### [TASKS AND EXERCISES]
1. In the research group news text, which foundation approved funding for the on-farm biochar filter project?
2. Write out the passage of the research group news text starting at "Author: Prithvi Simha" and ending at "three years. Exciting!", swapping every "Uppsala" for "Gotland".

*** Opening of DOCUMENT EXCERPT ***

Author: Prithvi Simha

Last week Caitlin Courtney joined Dyllon Randall in Uppsala as part of the August T Larsson Guest Researchership that is hosted at #SLU by Prithvi Simha and Bjorn Vinneras. As part of this grant from SLU, Dyllon, who is an A/Prof. at the University of Cape Town, will be associated with our group as a guest researcher and visit Uppsala for 1-2 months/year, for the next three years. Exciting!

We had many discussions and brainstorming sessions about urine treatment technologies and nutrient recycling, with a growing list of new things to investigate. They also got to meet new urine researchers and see the SLU lab and urine collection facilities. Soon, Dyllon will also travel with the rest of our group to Gotland where we are hosting a demo day, showcasing our urine recycling approach and toilets/companies that are enable this paradigm shift in wastewater treatment. As Dyllon says in his recent LinkedIn post, “the future of pee-cycling is indeed bright 😊”.

Funding for a new project “On-farm biochar filters for removal of organic micropollutants from reclaimed water for agricultural irrigation” has been approved by the Swedish Agricultural Research Foundation. The main applicant is Oksana Golovko from the Department of Aquatic Sciences and Assessment at SLU, with co-applicants Prithvi Simha from our research group and the biochar producer Waila on Gotland. Together with their newly hired PhD student, Maximilian Tyka, and Researcher Alberto Celma, they will carry out this project over the next four years.

Abstract: The use of safely reclaimed water for agriculture irrigation is a promising solution to address water shortages, especially on Gotland. One primary concern is the introduction of organic micropollutants (OMPs), such as pharmaceuticals and other chemicals, into the agricultural ecosystem and food chain. OMPs can be potentially persistent, bioaccumulative, toxic and could harm human health if they are present in agricultural products. This project aims to develop techniques to remove OMPs from reclaimed water using biochar, so that it can be safely reused for agricultural irrigation of food crops. The objectives are to 1) identify the most relevant OMPs in reclaimed water, 2) assess the capacity of biochar prepared from different renewable feedstock for removal of OMPs, 3) evaluate the thermal degradation of OMPs during re-pyrolysis/regeneration of biochar, and 4) communicate the results with food industry stakeholders.

SLU and Sanitation360 will be hosting “Demo Day – Urine to Fertilizer”. We are what we eat and what we eat is what we excrete. Urine contains 80% of the plant nutrients we consume. These nutrients can and should be re-used as fertilizer. If you would like to learn about how we can re-use the nutrients in our urine as fertilizer, come and attend. You will also have the opportunity to touch and sit on toilets that are enabling this to happen.

*** Close of DOCUMENT EXCERPT ***
*** Opening of SUPPLIED DATA ***

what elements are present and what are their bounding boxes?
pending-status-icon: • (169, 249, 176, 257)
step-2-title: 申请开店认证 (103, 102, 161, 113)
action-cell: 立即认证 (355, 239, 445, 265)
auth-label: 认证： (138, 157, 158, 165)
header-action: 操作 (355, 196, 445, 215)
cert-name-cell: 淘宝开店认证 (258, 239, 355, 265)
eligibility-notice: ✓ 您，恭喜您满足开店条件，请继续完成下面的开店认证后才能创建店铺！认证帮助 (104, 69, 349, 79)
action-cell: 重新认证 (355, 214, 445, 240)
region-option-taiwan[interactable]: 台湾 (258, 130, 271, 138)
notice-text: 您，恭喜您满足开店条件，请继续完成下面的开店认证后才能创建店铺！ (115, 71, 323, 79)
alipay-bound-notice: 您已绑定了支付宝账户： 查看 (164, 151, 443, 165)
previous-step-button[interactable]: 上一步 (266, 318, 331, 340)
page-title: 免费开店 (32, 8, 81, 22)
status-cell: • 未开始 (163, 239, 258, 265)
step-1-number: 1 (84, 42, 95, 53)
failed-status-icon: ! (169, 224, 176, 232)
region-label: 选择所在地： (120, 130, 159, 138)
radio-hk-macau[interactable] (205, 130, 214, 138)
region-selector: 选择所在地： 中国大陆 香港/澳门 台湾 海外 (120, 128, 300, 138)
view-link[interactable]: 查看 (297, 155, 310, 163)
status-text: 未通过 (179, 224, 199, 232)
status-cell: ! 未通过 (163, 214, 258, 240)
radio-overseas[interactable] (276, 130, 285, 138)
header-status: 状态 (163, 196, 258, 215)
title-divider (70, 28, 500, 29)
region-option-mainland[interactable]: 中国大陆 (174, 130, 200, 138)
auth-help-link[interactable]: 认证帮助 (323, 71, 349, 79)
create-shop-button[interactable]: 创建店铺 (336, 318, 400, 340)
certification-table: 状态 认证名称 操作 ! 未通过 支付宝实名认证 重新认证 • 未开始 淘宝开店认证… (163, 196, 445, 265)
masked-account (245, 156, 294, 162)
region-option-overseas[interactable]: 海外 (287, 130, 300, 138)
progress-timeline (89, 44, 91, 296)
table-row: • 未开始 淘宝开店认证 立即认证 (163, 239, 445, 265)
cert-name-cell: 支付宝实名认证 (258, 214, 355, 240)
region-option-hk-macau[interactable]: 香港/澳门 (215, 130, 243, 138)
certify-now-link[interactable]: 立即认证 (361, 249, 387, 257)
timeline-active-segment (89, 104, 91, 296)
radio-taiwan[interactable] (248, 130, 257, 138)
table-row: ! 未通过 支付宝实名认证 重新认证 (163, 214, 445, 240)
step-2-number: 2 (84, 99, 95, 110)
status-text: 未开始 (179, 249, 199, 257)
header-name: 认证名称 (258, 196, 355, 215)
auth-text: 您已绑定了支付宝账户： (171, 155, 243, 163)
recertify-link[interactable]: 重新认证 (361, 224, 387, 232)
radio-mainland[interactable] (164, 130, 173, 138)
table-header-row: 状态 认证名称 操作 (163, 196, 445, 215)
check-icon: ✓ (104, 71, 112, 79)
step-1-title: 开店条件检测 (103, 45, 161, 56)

*** Close of SUPPLIED DATA ***

### [SOLUTION SET]
1. The Swedish Agricultural Research Foundation.

2.
Author: Prithvi Simha

Last week Caitlin Courtney joined Dyllon Randall in Gotland as part of the August T Larsson Guest Researchership that is hosted at #SLU by Prithvi Simha and Bjorn Vinneras. As part of this grant from SLU, Dyllon, who is an A/Prof. at the University of Cape Town, will be associated with our group as a guest researcher and visit Gotland for 1-2 months/year, for the next three years. Exciting!